Data records:
****************
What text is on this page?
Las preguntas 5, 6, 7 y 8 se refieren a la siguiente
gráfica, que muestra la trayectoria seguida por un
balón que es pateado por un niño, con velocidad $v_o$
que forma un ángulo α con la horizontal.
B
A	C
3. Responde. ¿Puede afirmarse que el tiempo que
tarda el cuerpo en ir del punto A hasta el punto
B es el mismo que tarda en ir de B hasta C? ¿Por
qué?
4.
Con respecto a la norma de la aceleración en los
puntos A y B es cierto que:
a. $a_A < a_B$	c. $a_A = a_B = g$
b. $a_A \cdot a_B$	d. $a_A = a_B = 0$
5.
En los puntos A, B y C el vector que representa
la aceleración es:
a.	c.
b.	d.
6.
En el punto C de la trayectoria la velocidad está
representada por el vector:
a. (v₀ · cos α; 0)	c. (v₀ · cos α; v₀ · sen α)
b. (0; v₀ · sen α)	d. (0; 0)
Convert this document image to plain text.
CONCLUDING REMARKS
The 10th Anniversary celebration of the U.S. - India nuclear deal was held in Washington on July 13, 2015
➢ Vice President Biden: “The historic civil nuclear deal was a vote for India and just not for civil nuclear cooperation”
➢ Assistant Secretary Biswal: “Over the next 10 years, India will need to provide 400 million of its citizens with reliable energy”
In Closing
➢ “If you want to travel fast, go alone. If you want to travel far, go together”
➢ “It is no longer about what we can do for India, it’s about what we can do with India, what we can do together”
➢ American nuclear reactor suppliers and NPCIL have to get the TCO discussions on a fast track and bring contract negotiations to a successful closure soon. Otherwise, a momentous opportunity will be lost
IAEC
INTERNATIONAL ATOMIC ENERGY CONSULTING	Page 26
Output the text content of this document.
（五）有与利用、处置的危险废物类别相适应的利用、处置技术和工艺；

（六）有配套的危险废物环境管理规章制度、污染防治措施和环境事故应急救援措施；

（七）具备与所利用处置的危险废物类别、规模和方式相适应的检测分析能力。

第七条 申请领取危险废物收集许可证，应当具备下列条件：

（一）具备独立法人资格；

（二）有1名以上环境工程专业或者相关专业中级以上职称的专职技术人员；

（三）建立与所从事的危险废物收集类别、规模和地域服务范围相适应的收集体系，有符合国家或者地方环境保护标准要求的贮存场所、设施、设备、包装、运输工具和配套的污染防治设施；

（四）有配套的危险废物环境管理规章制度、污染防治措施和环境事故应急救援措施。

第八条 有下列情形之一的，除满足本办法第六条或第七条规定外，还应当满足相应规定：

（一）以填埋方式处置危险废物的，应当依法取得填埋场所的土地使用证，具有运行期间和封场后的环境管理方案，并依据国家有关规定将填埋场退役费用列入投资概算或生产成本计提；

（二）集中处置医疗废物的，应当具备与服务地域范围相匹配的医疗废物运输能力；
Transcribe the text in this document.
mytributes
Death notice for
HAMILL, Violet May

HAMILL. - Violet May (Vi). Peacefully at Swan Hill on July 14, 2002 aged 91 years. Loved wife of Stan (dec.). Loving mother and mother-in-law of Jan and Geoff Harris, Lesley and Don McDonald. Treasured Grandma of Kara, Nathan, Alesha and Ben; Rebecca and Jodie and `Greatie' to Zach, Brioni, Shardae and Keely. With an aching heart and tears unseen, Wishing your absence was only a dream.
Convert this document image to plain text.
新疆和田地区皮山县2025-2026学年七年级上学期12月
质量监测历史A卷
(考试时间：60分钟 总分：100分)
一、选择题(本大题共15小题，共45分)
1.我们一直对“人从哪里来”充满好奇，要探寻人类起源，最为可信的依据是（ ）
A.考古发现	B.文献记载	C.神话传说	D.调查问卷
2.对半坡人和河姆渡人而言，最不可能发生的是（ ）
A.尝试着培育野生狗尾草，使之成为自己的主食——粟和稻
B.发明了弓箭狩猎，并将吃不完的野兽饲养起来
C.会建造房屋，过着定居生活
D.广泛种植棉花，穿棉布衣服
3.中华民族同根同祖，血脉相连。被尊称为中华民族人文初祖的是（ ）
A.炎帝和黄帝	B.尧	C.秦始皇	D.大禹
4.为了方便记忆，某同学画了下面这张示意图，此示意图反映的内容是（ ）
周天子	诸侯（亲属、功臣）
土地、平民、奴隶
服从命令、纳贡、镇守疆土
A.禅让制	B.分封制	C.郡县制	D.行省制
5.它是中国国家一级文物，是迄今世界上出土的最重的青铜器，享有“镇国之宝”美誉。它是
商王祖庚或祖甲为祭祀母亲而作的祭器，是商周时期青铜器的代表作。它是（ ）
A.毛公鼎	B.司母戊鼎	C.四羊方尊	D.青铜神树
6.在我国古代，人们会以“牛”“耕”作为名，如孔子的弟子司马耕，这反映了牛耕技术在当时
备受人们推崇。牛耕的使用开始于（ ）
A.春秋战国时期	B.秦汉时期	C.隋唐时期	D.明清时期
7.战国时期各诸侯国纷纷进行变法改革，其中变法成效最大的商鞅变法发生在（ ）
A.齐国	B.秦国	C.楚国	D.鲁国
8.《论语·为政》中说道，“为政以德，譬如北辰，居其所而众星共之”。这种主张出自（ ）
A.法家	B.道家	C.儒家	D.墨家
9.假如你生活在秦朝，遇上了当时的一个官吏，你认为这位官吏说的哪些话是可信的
****************
- **EXERCISE DESCRIPTION**:
Extract from the material all lines containing the string "fast".

- **RIGHT ANSWER**:
➢ “If you want to travel fast, go alone. If you want to travel far, go together”
➢ American nuclear reactor suppliers and NPCIL have to get the TCO discussions on a fast track and bring contract negotiations to a successful closure soon. Otherwise, a momentous opportunity will be lost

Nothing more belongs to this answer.